Task brief> Report the count of lines where the string "Счетной" appears, and nothing else.

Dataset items
#####

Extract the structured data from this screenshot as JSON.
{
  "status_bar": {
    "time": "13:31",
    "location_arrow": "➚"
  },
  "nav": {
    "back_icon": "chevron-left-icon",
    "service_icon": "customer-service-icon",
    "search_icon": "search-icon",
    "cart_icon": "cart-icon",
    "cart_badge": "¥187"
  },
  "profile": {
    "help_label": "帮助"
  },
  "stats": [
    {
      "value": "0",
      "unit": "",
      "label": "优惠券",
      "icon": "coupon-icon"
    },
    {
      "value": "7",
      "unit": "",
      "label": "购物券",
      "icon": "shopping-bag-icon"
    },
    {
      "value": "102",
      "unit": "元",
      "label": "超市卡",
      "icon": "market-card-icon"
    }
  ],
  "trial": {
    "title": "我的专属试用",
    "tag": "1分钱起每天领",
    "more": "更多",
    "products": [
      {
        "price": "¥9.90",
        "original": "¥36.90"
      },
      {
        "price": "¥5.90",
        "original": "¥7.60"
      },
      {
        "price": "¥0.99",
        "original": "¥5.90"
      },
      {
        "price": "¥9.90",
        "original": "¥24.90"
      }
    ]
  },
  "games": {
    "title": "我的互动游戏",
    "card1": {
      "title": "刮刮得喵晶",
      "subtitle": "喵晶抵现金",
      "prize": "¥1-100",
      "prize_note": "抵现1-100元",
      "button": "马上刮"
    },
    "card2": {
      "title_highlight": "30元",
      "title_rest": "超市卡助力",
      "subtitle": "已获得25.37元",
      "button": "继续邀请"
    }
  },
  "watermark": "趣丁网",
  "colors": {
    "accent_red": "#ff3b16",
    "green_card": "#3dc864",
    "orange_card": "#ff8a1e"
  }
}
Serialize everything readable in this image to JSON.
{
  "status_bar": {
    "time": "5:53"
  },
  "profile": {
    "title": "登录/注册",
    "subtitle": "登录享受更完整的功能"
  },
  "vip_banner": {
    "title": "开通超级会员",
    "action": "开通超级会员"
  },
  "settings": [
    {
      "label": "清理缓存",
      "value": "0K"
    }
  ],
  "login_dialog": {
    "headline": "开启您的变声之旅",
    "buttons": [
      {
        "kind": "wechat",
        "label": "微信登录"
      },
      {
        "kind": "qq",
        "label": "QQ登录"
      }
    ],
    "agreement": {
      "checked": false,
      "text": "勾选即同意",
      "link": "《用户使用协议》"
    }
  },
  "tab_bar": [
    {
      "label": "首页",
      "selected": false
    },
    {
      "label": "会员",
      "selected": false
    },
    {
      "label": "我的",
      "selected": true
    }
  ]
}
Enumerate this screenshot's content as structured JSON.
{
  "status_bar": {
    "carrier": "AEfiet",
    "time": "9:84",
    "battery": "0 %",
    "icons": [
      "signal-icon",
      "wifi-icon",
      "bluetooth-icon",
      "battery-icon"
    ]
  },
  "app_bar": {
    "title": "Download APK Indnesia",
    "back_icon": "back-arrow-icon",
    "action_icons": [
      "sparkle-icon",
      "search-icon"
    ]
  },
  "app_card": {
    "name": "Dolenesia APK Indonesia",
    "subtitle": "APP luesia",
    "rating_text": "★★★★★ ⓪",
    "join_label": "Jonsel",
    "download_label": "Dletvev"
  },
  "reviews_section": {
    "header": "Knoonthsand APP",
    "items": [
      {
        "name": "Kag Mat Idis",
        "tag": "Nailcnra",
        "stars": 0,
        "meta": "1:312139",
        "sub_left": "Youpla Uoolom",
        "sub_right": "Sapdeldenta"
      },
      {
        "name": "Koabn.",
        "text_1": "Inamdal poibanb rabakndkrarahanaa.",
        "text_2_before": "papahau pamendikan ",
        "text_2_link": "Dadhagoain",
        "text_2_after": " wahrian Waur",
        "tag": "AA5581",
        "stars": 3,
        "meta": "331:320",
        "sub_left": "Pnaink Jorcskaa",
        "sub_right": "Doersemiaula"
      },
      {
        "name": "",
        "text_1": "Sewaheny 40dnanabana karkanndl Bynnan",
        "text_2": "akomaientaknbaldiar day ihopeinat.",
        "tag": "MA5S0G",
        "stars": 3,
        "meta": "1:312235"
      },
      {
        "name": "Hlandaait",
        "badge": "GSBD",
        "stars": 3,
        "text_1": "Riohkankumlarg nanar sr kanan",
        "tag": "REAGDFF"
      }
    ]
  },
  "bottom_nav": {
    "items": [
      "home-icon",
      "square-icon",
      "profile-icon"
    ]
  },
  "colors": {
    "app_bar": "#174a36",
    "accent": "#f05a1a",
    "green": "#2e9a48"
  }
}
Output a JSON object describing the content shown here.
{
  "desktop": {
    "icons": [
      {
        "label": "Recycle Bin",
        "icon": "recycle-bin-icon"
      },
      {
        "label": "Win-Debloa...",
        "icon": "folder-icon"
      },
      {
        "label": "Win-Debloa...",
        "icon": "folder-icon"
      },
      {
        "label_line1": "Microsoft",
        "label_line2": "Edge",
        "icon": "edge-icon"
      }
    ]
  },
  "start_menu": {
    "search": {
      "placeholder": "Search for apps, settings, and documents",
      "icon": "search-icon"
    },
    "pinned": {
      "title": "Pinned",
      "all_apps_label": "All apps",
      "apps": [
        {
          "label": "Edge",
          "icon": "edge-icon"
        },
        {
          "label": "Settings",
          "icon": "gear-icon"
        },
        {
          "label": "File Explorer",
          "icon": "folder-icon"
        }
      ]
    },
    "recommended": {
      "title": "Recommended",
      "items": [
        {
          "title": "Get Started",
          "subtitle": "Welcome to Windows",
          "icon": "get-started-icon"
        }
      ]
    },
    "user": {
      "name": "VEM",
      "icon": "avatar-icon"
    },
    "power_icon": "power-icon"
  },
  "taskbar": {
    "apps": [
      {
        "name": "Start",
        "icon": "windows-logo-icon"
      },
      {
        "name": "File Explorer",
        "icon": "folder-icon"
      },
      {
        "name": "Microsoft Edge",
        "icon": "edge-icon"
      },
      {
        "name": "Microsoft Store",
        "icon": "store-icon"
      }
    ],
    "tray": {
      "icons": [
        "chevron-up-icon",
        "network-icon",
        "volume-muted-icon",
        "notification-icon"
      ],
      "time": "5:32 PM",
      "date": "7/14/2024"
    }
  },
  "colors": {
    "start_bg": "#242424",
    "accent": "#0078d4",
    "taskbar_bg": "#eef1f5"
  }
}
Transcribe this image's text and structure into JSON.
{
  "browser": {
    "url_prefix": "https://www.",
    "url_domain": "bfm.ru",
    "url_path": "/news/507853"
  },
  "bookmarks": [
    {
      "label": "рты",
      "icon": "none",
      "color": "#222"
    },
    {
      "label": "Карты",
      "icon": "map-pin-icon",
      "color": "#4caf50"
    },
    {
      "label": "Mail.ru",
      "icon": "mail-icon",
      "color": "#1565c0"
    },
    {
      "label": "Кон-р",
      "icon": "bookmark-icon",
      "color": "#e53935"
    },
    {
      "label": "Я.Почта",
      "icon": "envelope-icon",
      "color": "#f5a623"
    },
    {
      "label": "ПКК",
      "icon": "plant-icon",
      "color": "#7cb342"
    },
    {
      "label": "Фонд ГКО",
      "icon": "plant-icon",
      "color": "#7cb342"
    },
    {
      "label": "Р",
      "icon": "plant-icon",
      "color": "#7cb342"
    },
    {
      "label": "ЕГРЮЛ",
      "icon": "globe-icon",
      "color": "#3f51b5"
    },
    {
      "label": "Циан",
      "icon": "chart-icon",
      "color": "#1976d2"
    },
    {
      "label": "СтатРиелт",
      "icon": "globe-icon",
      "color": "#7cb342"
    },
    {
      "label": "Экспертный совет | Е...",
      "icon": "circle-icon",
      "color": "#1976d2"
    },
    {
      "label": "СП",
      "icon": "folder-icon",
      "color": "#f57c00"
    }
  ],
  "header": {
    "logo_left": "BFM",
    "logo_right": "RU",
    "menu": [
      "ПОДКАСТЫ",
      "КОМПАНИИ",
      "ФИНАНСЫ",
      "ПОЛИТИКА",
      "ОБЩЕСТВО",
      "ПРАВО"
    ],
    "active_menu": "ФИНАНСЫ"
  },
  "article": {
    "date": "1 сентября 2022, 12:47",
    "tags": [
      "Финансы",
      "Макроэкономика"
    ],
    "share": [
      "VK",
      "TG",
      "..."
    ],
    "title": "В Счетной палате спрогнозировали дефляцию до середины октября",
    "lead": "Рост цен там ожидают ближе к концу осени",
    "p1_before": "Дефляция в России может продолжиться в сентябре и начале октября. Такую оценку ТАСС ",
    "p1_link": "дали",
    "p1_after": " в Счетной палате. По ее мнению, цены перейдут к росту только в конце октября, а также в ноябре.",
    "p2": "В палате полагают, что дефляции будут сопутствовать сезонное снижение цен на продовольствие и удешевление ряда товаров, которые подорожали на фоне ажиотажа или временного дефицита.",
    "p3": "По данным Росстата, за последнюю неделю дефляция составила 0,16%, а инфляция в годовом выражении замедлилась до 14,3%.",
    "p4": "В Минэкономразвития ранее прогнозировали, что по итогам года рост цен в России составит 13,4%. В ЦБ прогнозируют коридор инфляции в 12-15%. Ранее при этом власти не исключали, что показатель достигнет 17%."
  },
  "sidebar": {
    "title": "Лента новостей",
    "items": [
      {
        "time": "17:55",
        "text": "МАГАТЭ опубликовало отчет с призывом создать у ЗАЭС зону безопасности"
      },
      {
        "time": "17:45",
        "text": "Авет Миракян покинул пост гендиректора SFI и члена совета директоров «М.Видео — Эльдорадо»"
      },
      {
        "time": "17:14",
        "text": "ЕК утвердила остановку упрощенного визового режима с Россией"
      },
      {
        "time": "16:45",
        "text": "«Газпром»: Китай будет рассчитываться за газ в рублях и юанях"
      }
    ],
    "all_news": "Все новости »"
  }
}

#####

Expected output> 2